# What is expected
Find the lines that contain the word "alhaajj" and copy each one.

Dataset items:
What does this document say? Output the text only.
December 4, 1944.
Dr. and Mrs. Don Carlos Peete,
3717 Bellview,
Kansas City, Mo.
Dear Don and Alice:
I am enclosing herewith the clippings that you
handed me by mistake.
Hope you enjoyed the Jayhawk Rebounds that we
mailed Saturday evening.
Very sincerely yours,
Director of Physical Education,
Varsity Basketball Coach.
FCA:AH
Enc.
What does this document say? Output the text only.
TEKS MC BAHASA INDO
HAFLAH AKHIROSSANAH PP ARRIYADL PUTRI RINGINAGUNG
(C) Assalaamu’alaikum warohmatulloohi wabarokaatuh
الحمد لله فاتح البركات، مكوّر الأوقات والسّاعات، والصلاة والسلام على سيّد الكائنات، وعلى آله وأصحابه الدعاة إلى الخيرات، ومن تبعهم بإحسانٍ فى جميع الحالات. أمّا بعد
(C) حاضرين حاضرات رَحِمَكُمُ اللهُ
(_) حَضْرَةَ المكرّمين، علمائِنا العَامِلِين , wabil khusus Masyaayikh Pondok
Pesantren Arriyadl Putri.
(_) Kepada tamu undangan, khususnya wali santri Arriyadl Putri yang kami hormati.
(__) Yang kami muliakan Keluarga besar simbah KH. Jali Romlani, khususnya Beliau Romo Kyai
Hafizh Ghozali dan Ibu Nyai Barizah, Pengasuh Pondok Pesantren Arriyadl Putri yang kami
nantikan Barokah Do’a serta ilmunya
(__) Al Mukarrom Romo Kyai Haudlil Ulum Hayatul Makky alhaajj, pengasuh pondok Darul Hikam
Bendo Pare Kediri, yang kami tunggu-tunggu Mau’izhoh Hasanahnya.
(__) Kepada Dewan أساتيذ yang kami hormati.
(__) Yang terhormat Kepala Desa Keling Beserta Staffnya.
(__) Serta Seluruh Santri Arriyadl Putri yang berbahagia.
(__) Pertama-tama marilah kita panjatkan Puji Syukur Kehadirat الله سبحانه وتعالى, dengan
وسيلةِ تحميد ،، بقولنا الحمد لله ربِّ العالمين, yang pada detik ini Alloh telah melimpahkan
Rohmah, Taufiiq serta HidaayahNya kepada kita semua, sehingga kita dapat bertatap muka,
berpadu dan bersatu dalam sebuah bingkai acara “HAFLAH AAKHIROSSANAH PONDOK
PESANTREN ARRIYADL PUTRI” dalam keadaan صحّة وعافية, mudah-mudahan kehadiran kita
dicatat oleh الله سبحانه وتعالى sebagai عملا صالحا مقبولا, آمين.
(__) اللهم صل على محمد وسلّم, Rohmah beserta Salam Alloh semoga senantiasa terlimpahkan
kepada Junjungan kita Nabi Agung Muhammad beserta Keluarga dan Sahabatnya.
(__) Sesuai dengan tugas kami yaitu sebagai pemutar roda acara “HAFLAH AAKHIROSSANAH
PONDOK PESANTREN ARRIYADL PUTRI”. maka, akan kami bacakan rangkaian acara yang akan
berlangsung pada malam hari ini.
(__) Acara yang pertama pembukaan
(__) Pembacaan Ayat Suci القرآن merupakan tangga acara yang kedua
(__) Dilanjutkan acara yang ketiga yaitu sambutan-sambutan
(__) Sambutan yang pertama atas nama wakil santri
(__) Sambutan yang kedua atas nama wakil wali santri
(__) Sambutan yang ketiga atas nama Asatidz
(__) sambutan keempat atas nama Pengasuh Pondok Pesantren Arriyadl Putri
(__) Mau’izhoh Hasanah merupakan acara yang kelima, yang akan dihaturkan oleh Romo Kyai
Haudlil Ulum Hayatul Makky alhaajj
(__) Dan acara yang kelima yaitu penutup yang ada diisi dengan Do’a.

# Exercise answer
(__) Al Mukarrom Romo Kyai Haudlil Ulum Hayatul Makky alhaajj, pengasuh pondok Darul Hikam
Haudlil Ulum Hayatul Makky alhaajj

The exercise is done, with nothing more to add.